Write each record again exactly as it stands.

(Data entries for graphics)
►
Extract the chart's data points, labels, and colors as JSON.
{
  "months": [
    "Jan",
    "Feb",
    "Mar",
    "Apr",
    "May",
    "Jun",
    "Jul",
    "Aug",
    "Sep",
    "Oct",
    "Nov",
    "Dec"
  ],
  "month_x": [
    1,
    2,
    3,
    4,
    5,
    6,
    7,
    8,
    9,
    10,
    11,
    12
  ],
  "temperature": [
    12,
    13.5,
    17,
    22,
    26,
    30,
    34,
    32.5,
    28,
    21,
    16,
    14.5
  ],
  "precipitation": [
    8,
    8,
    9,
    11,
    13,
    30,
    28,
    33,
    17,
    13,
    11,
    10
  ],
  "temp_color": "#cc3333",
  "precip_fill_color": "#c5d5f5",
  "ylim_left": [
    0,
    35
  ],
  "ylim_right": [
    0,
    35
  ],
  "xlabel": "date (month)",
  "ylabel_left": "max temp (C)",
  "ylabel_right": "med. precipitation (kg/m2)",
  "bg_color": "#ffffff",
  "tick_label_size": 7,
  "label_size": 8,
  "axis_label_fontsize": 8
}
◄
Task output >>
Extract the chart's data points, labels, and colors as JSON.
{
  "months": [
    "Jan",
    "Feb",
    "Mar",
    "Apr",
    "May",
    "Jun",
    "Jul",
    "Aug",
    "Sep",
    "Oct",
    "Nov",
    "Dec"
  ],
  "month_x": [
    1,
    2,
    3,
    4,
    5,
    6,
    7,
    8,
    9,
    10,
    11,
    12
  ],
  "temperature": [
    12,
    13.5,
    17,
    22,
    26,
    30,
    34,
    32.5,
    28,
    21,
    16,
    14.5
  ],
  "precipitation": [
    8,
    8,
    9,
    11,
    13,
    30,
    28,
    33,
    17,
    13,
    11,
    10
  ],
  "temp_color": "#cc3333",
  "precip_fill_color": "#c5d5f5",
  "ylim_left": [
    0,
    35
  ],
  "ylim_right": [
    0,
    35
  ],
  "xlabel": "date (month)",
  "ylabel_left": "max temp (C)",
  "ylabel_right": "med. precipitation (kg/m2)",
  "bg_color": "#ffffff",
  "tick_label_size": 7,
  "label_size": 8,
  "axis_label_fontsize": 8
}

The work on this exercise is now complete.